Copy, from the entries below, each line where the word "Odds" can be found.

--- Start of Supplied records ---

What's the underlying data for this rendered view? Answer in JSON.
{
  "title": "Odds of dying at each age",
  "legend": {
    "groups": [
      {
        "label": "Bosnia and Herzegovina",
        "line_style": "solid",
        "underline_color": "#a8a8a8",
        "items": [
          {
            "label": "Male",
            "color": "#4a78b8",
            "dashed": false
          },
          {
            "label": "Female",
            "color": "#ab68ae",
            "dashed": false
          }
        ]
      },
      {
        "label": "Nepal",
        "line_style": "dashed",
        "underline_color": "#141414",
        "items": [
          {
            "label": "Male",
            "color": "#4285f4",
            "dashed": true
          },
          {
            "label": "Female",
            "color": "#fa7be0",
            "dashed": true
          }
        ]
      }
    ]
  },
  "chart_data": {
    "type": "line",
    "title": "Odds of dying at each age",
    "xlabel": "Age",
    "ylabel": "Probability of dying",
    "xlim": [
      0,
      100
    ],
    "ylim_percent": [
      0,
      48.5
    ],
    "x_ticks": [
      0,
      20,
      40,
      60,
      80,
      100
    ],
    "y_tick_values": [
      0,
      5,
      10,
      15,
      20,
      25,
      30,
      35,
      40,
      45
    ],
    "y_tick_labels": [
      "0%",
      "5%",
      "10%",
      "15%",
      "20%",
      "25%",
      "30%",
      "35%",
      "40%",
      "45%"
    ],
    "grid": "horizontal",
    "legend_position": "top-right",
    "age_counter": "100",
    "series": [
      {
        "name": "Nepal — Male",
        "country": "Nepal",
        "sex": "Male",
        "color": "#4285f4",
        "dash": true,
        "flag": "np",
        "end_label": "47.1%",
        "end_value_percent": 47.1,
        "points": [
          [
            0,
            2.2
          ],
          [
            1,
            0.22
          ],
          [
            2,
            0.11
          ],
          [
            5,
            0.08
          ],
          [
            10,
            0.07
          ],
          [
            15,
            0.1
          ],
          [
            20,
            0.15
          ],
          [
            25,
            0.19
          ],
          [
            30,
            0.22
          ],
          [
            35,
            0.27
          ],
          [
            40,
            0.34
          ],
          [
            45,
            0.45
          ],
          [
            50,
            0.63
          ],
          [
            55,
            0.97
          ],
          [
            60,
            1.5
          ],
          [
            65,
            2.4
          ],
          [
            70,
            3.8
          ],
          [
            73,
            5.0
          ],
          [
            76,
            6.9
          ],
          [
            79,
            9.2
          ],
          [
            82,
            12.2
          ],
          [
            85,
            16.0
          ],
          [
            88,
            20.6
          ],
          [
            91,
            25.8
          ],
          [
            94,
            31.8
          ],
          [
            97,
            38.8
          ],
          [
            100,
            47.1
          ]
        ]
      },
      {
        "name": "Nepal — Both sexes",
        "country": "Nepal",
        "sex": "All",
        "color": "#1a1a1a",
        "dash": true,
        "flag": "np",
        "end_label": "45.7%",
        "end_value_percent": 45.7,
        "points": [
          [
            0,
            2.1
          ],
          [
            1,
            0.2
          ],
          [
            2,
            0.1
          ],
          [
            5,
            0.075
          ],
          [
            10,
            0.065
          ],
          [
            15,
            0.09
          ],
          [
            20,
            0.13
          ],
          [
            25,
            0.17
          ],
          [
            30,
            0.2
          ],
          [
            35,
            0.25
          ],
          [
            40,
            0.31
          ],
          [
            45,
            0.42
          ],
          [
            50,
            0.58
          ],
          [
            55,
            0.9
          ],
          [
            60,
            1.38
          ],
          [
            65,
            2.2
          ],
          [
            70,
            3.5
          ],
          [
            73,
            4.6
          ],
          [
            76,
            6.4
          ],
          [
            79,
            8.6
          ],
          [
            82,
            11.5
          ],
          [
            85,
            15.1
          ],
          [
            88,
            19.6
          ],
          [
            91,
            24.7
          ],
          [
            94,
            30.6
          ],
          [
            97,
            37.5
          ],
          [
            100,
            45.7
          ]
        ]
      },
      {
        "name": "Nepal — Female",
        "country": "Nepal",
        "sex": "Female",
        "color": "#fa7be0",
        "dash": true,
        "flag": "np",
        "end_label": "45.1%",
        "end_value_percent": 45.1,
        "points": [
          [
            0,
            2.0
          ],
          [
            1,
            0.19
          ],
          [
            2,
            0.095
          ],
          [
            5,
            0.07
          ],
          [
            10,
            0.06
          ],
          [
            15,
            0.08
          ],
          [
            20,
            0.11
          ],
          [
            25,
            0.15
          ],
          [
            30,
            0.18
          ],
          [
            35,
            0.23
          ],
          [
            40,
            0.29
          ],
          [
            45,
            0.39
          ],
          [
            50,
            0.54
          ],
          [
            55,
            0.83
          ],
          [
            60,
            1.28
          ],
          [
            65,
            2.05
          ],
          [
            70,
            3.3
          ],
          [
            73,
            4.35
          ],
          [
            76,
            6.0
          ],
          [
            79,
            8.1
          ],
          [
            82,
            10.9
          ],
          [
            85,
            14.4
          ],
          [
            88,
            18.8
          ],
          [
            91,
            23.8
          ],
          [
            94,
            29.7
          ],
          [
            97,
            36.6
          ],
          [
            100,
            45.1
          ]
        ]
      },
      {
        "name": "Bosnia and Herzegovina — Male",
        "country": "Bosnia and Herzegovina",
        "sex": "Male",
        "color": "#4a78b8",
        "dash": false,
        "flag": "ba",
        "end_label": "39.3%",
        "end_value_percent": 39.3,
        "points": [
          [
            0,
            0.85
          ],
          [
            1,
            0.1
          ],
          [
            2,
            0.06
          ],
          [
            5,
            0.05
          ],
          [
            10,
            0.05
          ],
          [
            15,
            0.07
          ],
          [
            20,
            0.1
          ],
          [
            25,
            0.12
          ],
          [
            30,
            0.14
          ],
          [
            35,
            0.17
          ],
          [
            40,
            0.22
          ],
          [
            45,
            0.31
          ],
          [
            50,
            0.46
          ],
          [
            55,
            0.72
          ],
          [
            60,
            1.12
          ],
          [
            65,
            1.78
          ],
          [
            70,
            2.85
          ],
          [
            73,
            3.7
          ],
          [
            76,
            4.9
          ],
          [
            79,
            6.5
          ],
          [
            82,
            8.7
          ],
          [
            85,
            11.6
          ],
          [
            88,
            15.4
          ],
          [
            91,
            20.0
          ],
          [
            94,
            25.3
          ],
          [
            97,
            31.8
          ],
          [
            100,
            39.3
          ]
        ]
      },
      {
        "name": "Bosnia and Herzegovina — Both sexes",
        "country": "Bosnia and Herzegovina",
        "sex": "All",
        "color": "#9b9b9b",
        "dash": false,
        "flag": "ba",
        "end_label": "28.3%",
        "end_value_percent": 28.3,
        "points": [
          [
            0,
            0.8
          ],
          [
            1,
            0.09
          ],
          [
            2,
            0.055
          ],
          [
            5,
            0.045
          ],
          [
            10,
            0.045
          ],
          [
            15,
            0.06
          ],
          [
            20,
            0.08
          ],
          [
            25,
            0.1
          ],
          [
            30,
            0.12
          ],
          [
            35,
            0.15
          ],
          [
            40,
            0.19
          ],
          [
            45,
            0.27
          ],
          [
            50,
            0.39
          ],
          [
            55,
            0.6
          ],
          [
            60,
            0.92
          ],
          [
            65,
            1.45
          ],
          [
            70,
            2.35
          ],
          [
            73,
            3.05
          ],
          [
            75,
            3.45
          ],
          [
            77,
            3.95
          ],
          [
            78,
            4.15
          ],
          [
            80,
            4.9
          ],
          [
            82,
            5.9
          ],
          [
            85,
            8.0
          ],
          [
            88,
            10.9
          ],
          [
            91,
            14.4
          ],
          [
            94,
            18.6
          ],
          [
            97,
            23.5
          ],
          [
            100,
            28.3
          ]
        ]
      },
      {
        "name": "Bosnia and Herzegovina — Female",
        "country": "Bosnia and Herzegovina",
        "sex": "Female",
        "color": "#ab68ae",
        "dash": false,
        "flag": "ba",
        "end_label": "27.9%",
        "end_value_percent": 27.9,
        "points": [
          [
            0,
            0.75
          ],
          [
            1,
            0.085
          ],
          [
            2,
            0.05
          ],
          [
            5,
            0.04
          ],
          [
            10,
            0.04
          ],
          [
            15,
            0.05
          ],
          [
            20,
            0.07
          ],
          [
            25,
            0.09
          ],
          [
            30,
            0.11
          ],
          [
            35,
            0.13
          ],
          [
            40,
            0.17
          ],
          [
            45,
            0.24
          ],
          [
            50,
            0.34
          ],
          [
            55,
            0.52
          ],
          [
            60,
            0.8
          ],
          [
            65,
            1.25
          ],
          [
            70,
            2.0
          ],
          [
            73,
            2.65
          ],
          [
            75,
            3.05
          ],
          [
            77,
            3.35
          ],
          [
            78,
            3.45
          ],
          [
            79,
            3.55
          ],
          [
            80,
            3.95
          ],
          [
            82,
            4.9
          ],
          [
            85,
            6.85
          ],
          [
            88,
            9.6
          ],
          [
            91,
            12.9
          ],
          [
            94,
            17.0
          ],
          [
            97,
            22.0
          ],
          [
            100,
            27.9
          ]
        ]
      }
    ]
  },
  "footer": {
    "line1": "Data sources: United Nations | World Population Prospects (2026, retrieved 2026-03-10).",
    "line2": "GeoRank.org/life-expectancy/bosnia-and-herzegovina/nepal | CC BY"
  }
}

--- End of Supplied records ---

Written answer ▸
  "title": "Odds of dying at each age",
    "title": "Odds of dying at each age",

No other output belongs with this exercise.